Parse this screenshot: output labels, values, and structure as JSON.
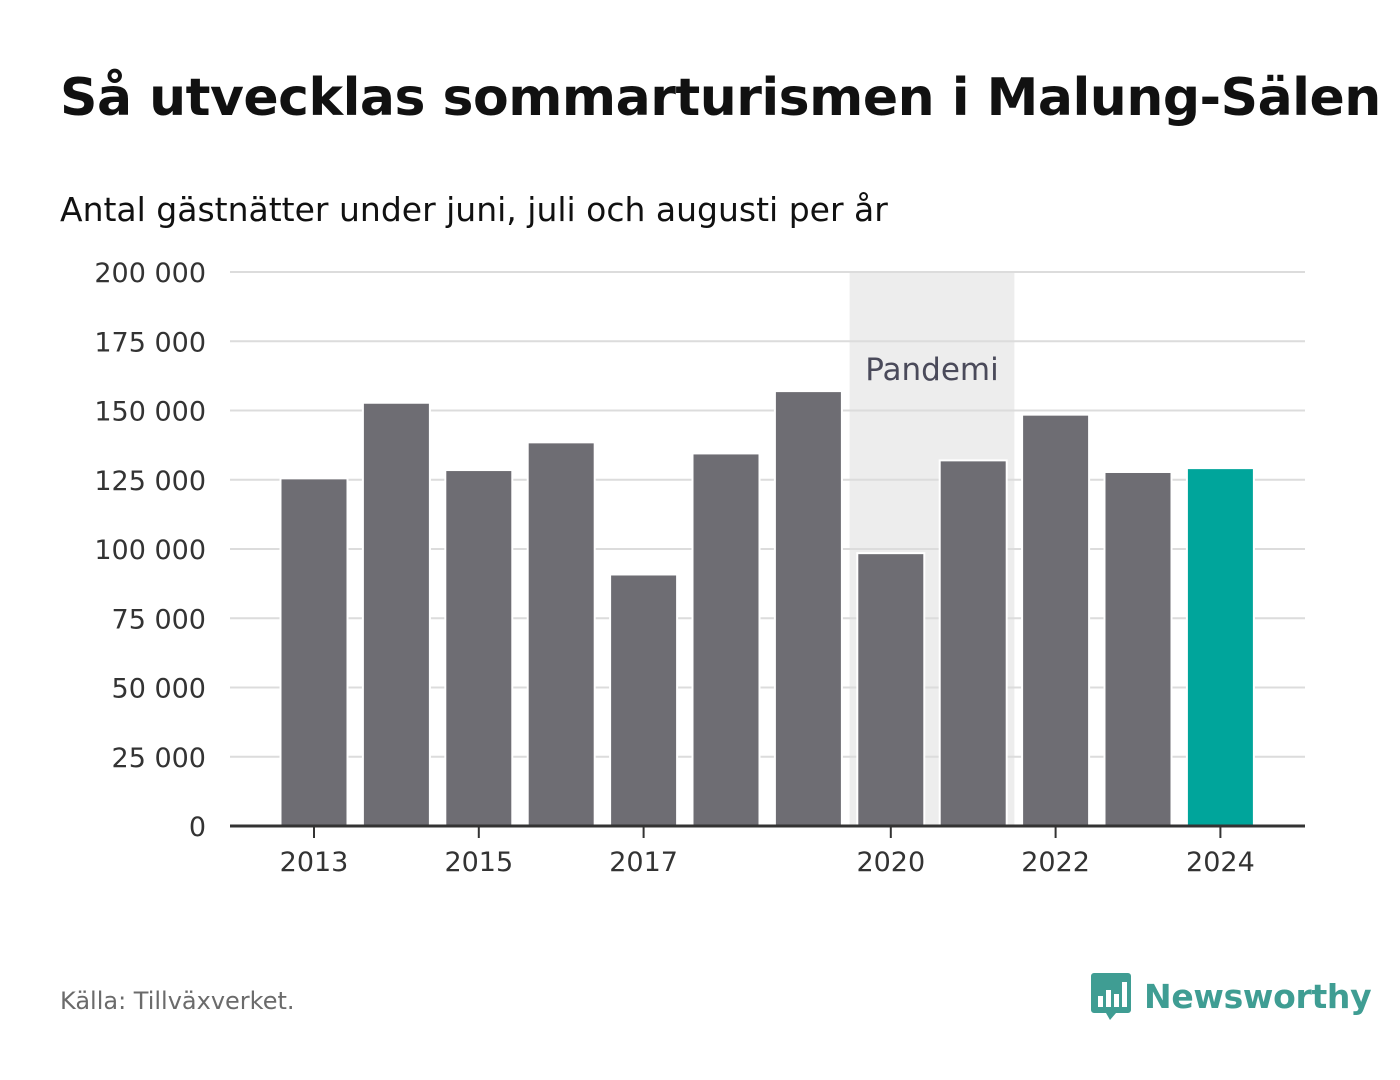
{
  "header": {
    "title": "Så utvecklas sommarturismen i Malung-Sälen",
    "subtitle": "Antal gästnätter under juni, juli och augusti per år"
  },
  "chart_data": {
    "type": "bar",
    "categories": [
      "2013",
      "2014",
      "2015",
      "2016",
      "2017",
      "2018",
      "2019",
      "2020",
      "2021",
      "2022",
      "2023",
      "2024"
    ],
    "values": [
      125500,
      152800,
      128500,
      138500,
      90800,
      134500,
      157000,
      98500,
      132000,
      148500,
      127800,
      129200
    ],
    "x_tick_labels": [
      "2013",
      "2015",
      "2017",
      "2020",
      "2022",
      "2024"
    ],
    "y_ticks": [
      0,
      25000,
      50000,
      75000,
      100000,
      125000,
      150000,
      175000,
      200000
    ],
    "y_tick_labels": [
      "0",
      "25 000",
      "50 000",
      "75 000",
      "100 000",
      "125 000",
      "150 000",
      "175 000",
      "200 000"
    ],
    "ylim": [
      0,
      200000
    ],
    "grid": true,
    "highlight_category": "2024",
    "annotation": {
      "label": "Pandemi",
      "from": "2020",
      "to": "2021"
    },
    "colors": {
      "bar": "#6e6d73",
      "highlight": "#00a59b",
      "band": "#ededed",
      "grid": "#dcdcdc",
      "axis": "#333333",
      "tick_text": "#333333",
      "annotation_text": "#4a4a5a"
    }
  },
  "footer": {
    "source": "Källa: Tillväxverket.",
    "brand": "Newsworthy",
    "brand_color": "#3f9d93",
    "brand_icon": "bar-chart-speech-bubble-icon"
  }
}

* * * *

(Stated problem)
All the lines above are to be reproduced exactly, except the pictures.

(Solution below)
Parse this screenshot: output labels, values, and structure as JSON.
{
  "header": {
    "title": "Så utvecklas sommarturismen i Malung-Sälen",
    "subtitle": "Antal gästnätter under juni, juli och augusti per år"
  },
  "chart_data": {
    "type": "bar",
    "categories": [
      "2013",
      "2014",
      "2015",
      "2016",
      "2017",
      "2018",
      "2019",
      "2020",
      "2021",
      "2022",
      "2023",
      "2024"
    ],
    "values": [
      125500,
      152800,
      128500,
      138500,
      90800,
      134500,
      157000,
      98500,
      132000,
      148500,
      127800,
      129200
    ],
    "x_tick_labels": [
      "2013",
      "2015",
      "2017",
      "2020",
      "2022",
      "2024"
    ],
    "y_ticks": [
      0,
      25000,
      50000,
      75000,
      100000,
      125000,
      150000,
      175000,
      200000
    ],
    "y_tick_labels": [
      "0",
      "25 000",
      "50 000",
      "75 000",
      "100 000",
      "125 000",
      "150 000",
      "175 000",
      "200 000"
    ],
    "ylim": [
      0,
      200000
    ],
    "grid": true,
    "highlight_category": "2024",
    "annotation": {
      "label": "Pandemi",
      "from": "2020",
      "to": "2021"
    },
    "colors": {
      "bar": "#6e6d73",
      "highlight": "#00a59b",
      "band": "#ededed",
      "grid": "#dcdcdc",
      "axis": "#333333",
      "tick_text": "#333333",
      "annotation_text": "#4a4a5a"
    }
  },
  "footer": {
    "source": "Källa: Tillväxverket.",
    "brand": "Newsworthy",
    "brand_color": "#3f9d93",
    "brand_icon": "bar-chart-speech-bubble-icon"
  }
}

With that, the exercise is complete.